→ Exercise brief
Scan the records for the string "rect"; copy each line where it occurs.

Entries taken from a collection
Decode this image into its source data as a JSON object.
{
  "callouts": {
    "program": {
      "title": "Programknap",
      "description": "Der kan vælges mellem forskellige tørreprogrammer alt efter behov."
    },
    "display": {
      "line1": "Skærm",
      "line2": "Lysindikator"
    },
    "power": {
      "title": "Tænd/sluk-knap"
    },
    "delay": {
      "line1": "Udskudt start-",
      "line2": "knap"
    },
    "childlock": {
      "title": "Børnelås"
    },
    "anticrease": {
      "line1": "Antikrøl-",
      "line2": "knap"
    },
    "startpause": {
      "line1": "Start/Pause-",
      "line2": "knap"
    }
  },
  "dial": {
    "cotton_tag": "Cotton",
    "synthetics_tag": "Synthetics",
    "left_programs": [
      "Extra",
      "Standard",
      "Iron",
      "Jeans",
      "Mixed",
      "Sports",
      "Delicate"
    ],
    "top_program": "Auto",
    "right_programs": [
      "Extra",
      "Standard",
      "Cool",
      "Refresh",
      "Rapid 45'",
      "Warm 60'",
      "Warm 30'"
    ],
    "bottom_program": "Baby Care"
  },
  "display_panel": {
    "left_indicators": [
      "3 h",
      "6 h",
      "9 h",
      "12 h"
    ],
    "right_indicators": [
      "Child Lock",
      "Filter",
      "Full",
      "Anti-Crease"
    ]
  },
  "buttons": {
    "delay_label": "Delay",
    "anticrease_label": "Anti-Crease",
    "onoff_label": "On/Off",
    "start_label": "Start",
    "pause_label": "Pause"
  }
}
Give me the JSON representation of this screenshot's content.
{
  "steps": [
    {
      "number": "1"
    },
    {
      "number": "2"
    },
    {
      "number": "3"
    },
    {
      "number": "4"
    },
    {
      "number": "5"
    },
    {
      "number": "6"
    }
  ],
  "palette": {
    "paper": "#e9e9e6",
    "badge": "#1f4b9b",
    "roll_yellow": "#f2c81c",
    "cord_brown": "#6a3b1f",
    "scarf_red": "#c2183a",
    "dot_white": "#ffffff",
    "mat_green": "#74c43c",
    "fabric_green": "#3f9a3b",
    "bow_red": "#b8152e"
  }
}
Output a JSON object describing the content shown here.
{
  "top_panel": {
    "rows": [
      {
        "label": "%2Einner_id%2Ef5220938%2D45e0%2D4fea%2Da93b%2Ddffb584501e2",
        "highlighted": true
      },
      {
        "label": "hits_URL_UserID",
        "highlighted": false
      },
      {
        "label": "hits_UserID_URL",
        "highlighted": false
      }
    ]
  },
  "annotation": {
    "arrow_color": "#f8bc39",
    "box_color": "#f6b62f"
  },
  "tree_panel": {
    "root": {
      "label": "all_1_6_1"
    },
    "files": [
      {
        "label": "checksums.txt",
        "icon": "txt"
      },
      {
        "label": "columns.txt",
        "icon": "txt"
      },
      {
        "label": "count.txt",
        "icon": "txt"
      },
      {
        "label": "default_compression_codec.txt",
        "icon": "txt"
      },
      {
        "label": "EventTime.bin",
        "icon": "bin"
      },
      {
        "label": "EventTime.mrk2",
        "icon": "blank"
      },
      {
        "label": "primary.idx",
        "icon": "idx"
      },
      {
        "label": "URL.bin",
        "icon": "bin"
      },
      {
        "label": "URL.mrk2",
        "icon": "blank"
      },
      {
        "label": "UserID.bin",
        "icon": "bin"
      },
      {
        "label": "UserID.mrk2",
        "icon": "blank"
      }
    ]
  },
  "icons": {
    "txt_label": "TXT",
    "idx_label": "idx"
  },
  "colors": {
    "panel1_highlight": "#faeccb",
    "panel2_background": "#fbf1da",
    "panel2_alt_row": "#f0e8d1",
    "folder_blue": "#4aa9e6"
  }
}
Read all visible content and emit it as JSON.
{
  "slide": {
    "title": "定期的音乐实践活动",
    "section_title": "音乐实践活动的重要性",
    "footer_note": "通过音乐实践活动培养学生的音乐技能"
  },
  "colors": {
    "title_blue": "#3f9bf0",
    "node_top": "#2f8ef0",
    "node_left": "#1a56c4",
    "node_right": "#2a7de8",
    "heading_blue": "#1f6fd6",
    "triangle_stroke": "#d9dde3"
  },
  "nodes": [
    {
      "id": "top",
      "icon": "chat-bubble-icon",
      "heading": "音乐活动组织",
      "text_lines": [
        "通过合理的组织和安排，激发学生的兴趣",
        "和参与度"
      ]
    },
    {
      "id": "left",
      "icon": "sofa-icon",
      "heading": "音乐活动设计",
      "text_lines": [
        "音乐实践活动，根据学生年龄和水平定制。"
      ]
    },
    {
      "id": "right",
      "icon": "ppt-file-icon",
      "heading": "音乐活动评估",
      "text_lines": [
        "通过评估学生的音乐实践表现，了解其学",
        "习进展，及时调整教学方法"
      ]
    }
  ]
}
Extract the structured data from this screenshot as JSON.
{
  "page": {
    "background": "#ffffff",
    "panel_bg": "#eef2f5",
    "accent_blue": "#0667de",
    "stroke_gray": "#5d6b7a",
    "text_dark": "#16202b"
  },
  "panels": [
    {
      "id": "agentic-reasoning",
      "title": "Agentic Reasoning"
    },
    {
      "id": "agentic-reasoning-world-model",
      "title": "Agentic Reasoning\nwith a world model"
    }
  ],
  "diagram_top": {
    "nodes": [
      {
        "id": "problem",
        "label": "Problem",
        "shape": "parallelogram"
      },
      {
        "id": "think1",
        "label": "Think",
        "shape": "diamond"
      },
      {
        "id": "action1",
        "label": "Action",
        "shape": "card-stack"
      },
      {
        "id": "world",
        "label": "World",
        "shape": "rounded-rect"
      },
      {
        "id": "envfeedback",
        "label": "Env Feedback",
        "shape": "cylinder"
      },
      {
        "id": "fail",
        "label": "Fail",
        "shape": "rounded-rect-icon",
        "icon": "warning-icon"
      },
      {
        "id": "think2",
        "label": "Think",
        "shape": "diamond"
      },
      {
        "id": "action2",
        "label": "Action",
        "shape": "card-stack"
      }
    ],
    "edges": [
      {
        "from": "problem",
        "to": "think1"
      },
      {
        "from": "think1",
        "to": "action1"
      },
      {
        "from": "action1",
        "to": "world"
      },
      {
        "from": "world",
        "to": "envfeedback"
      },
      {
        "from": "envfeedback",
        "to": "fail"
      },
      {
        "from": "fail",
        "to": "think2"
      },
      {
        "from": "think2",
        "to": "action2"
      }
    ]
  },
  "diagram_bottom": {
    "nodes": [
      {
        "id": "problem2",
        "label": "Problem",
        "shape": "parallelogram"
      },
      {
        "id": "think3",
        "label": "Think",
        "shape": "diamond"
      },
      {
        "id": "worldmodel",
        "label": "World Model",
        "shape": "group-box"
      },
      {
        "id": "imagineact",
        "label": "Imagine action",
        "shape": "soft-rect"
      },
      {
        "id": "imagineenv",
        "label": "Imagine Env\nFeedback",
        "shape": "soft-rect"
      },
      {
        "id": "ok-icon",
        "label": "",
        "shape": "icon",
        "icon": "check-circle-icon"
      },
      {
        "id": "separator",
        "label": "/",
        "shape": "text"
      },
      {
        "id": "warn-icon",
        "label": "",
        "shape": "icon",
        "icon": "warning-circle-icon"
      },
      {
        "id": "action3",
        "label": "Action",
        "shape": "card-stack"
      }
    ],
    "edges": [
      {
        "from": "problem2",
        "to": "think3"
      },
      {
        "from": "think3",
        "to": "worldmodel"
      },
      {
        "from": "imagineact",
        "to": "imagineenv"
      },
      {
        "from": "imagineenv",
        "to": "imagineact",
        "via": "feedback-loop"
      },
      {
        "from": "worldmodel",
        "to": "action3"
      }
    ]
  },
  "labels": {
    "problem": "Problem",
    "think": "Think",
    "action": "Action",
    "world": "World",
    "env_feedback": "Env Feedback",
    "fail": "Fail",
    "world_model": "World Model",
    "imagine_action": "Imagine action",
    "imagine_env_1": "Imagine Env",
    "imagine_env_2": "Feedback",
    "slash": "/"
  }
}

→ Task response
        "shape": "rounded-rect"
        "shape": "rounded-rect-icon",
        "shape": "soft-rect"
        "shape": "soft-rect"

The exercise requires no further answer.